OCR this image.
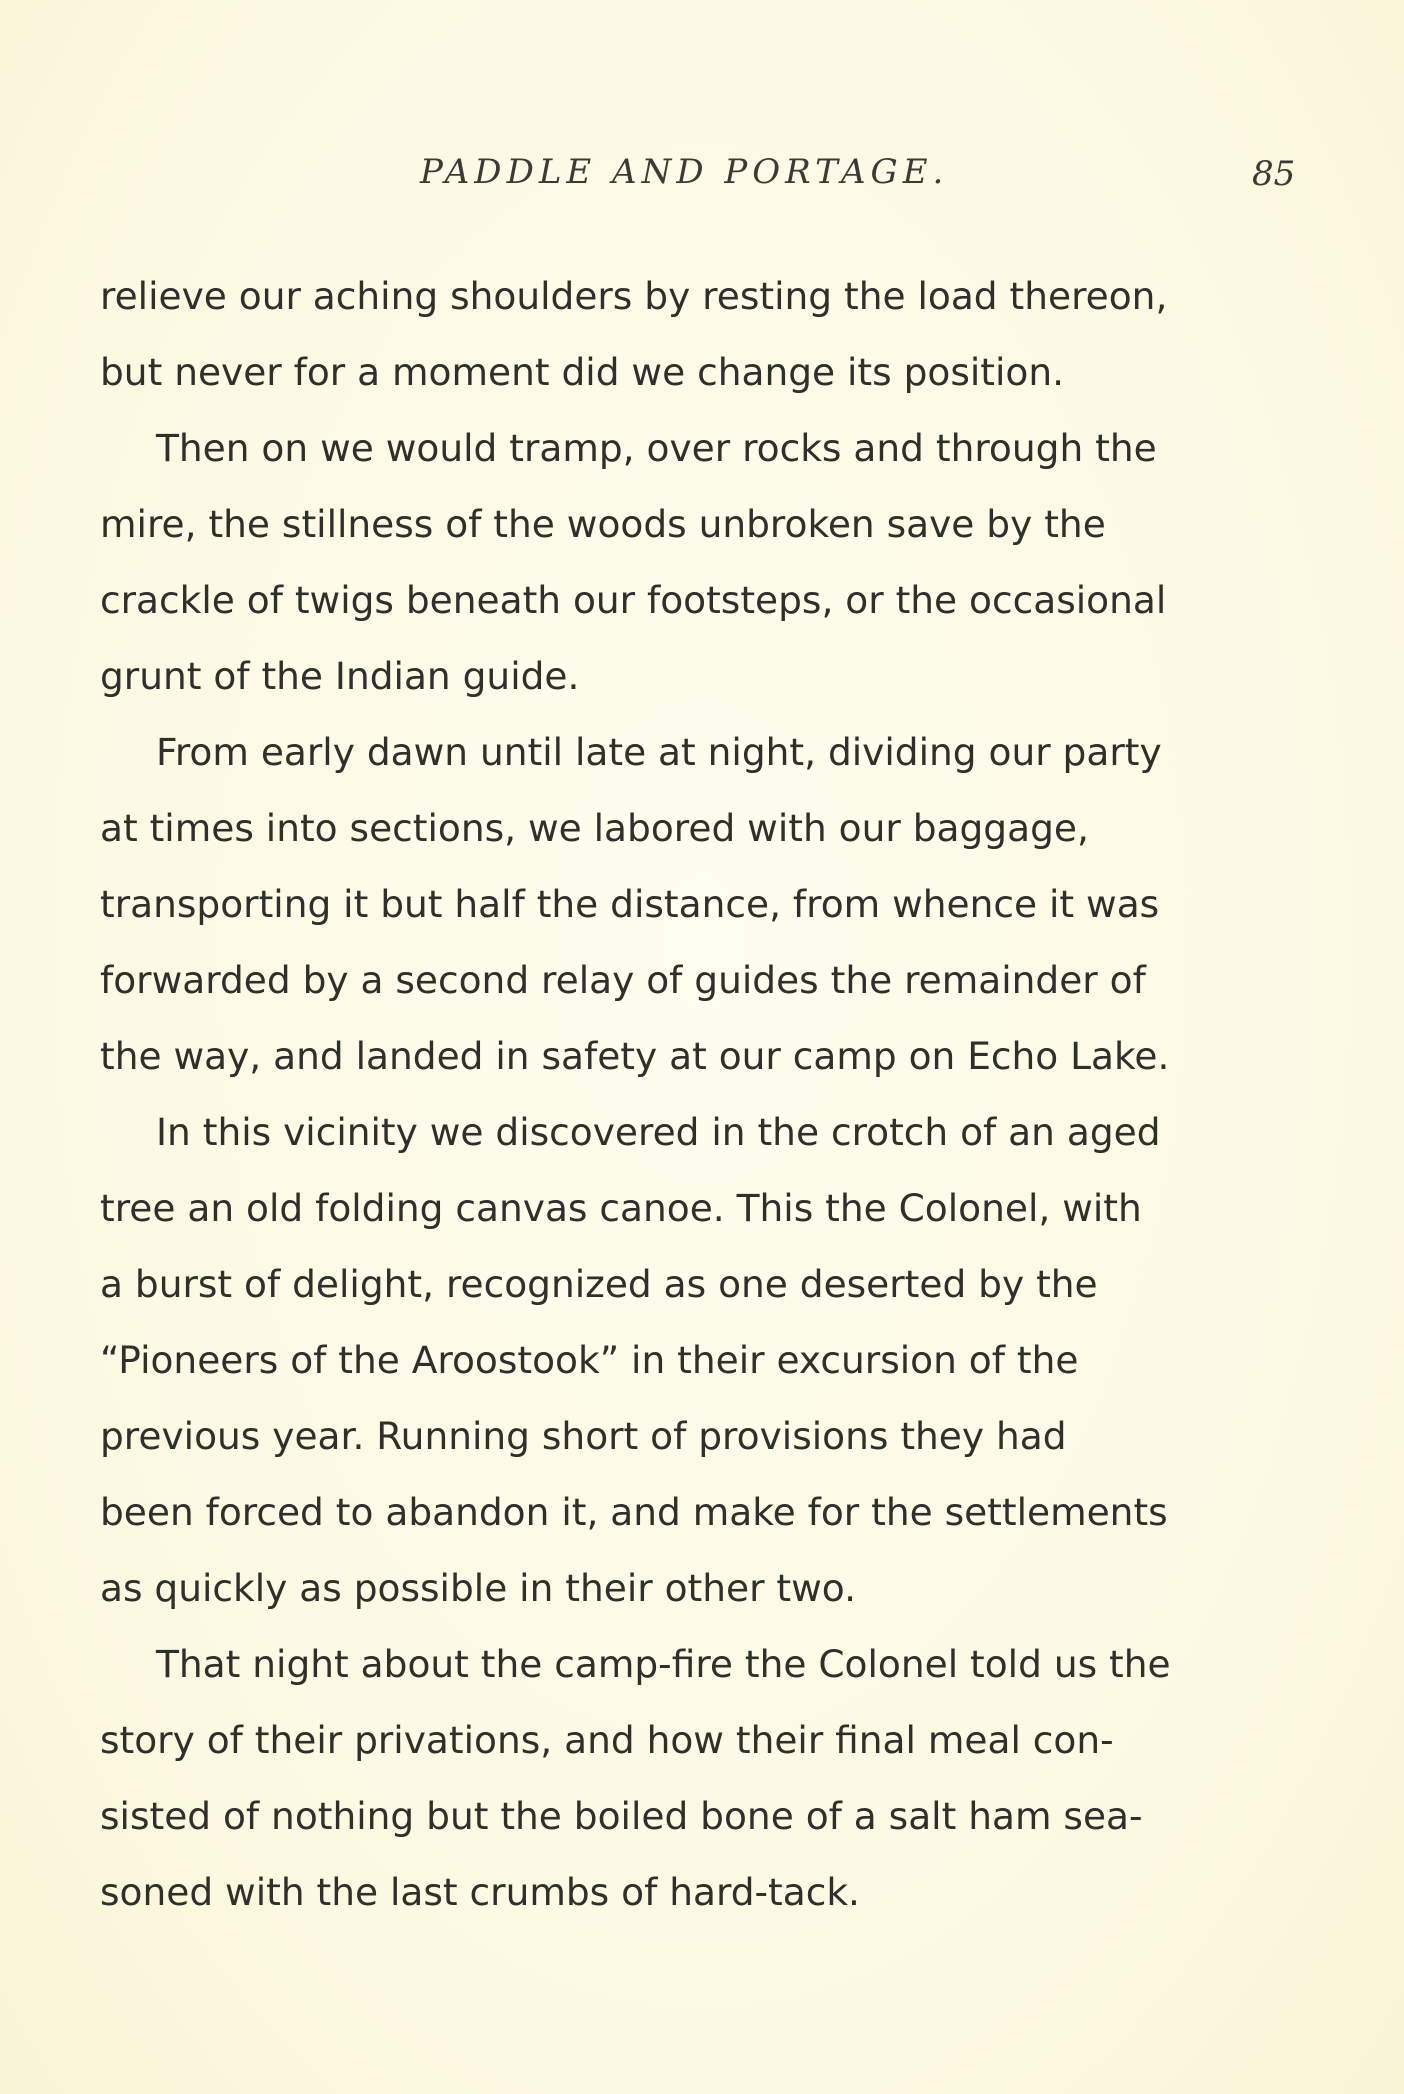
PADDLE AND PORTAGE.	85
relieve our aching shoulders by resting the load thereon,
but never for a moment did we change its position.
Then on we would tramp, over rocks and through the
mire, the stillness of the woods unbroken save by the
crackle of twigs beneath our footsteps, or the occasional
grunt of the Indian guide.
From early dawn until late at night, dividing our party
at times into sections, we labored with our baggage,
transporting it but half the distance, from whence it was
forwarded by a second relay of guides the remainder of
the way, and landed in safety at our camp on Echo Lake.
In this vicinity we discovered in the crotch of an aged
tree an old folding canvas canoe. This the Colonel, with
a burst of delight, recognized as one deserted by the
“Pioneers of the Aroostook” in their excursion of the
previous year. Running short of provisions they had
been forced to abandon it, and make for the settlements
as quickly as possible in their other two.
That night about the camp-fire the Colonel told us the
story of their privations, and how their final meal con-
sisted of nothing but the boiled bone of a salt ham sea-
soned with the last crumbs of hard-tack.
::::
# [Task statement]
Report how many lines in the records above contain the word "with", giving only the number.

# [Reply]
3